### Written request
For this exercise, repeat all of the material verbatim apart from its images.
— start of Listing —
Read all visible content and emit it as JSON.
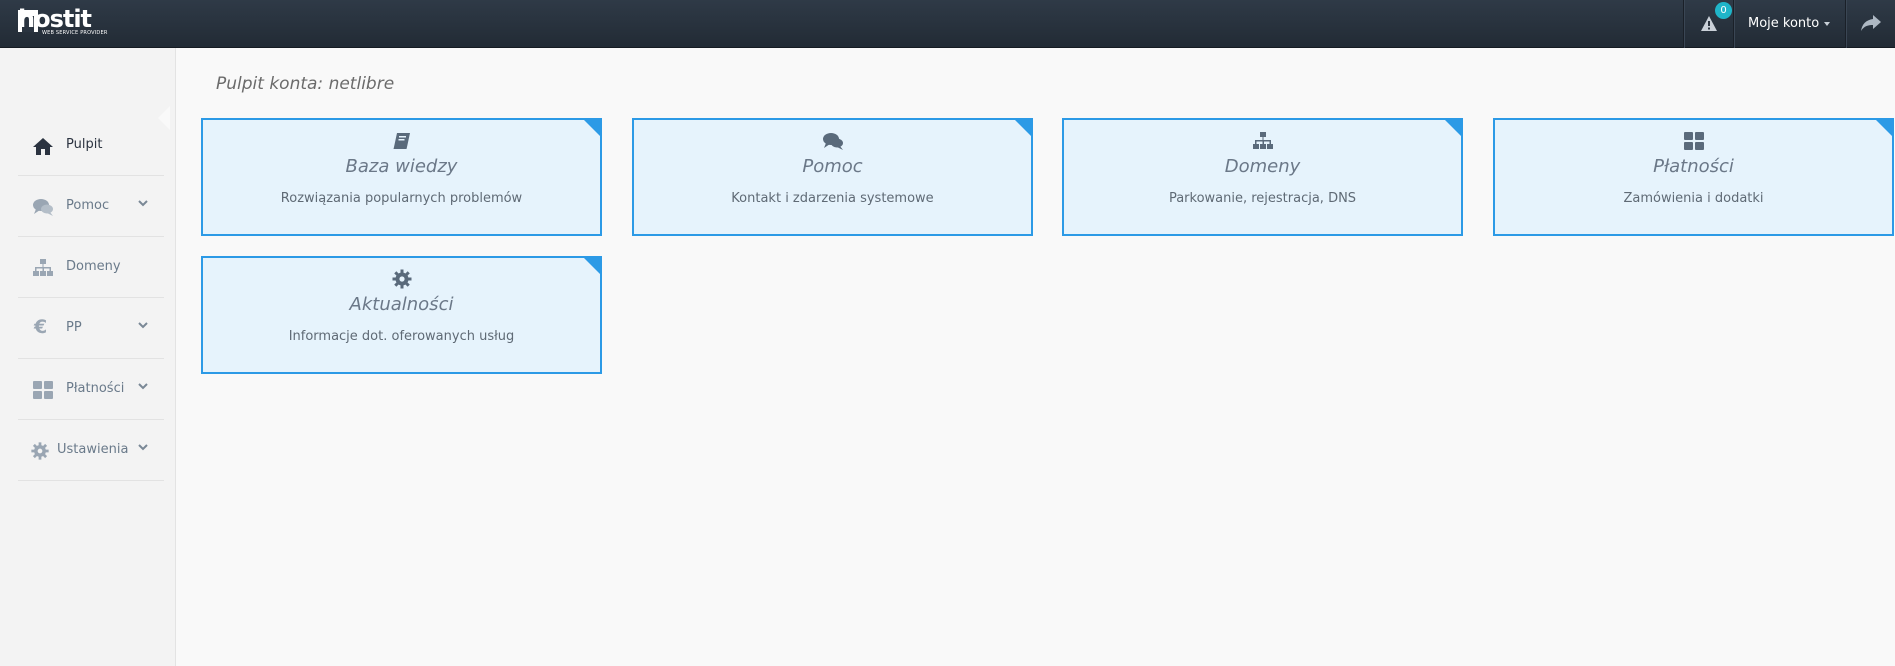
{
  "header": {
    "logo_text": "hostit",
    "logo_tagline": "WEB SERVICE PROVIDER",
    "alerts_count": "0",
    "account_label": "Moje konto"
  },
  "sidebar": {
    "items": [
      {
        "label": "Pulpit",
        "icon": "home-icon",
        "active": true
      },
      {
        "label": "Pomoc",
        "icon": "comments-icon",
        "expandable": true
      },
      {
        "label": "Domeny",
        "icon": "sitemap-icon"
      },
      {
        "label": "PP",
        "icon": "euro-icon",
        "expandable": true
      },
      {
        "label": "Płatności",
        "icon": "grid-icon",
        "expandable": true
      },
      {
        "label": "Ustawienia",
        "icon": "gear-icon",
        "expandable": true
      }
    ]
  },
  "main": {
    "title": "Pulpit konta: netlibre",
    "tiles": [
      {
        "title": "Baza wiedzy",
        "subtitle": "Rozwiązania popularnych problemów",
        "icon": "book-icon"
      },
      {
        "title": "Pomoc",
        "subtitle": "Kontakt i zdarzenia systemowe",
        "icon": "comments-icon"
      },
      {
        "title": "Domeny",
        "subtitle": "Parkowanie, rejestracja, DNS",
        "icon": "sitemap-icon"
      },
      {
        "title": "Płatności",
        "subtitle": "Zamówienia i dodatki",
        "icon": "grid-icon"
      },
      {
        "title": "Aktualności",
        "subtitle": "Informacje dot. oferowanych usług",
        "icon": "gear-icon"
      }
    ]
  },
  "colors": {
    "topbar": "#27313c",
    "tile_border": "#2c9ae6",
    "tile_bg": "#e6f3fc",
    "badge": "#1fb5c9"
  }
}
— end of Listing —
### Result
Read all visible content and emit it as JSON.
{
  "header": {
    "logo_text": "hostit",
    "logo_tagline": "WEB SERVICE PROVIDER",
    "alerts_count": "0",
    "account_label": "Moje konto"
  },
  "sidebar": {
    "items": [
      {
        "label": "Pulpit",
        "icon": "home-icon",
        "active": true
      },
      {
        "label": "Pomoc",
        "icon": "comments-icon",
        "expandable": true
      },
      {
        "label": "Domeny",
        "icon": "sitemap-icon"
      },
      {
        "label": "PP",
        "icon": "euro-icon",
        "expandable": true
      },
      {
        "label": "Płatności",
        "icon": "grid-icon",
        "expandable": true
      },
      {
        "label": "Ustawienia",
        "icon": "gear-icon",
        "expandable": true
      }
    ]
  },
  "main": {
    "title": "Pulpit konta: netlibre",
    "tiles": [
      {
        "title": "Baza wiedzy",
        "subtitle": "Rozwiązania popularnych problemów",
        "icon": "book-icon"
      },
      {
        "title": "Pomoc",
        "subtitle": "Kontakt i zdarzenia systemowe",
        "icon": "comments-icon"
      },
      {
        "title": "Domeny",
        "subtitle": "Parkowanie, rejestracja, DNS",
        "icon": "sitemap-icon"
      },
      {
        "title": "Płatności",
        "subtitle": "Zamówienia i dodatki",
        "icon": "grid-icon"
      },
      {
        "title": "Aktualności",
        "subtitle": "Informacje dot. oferowanych usług",
        "icon": "gear-icon"
      }
    ]
  },
  "colors": {
    "topbar": "#27313c",
    "tile_border": "#2c9ae6",
    "tile_bg": "#e6f3fc",
    "badge": "#1fb5c9"
  }
}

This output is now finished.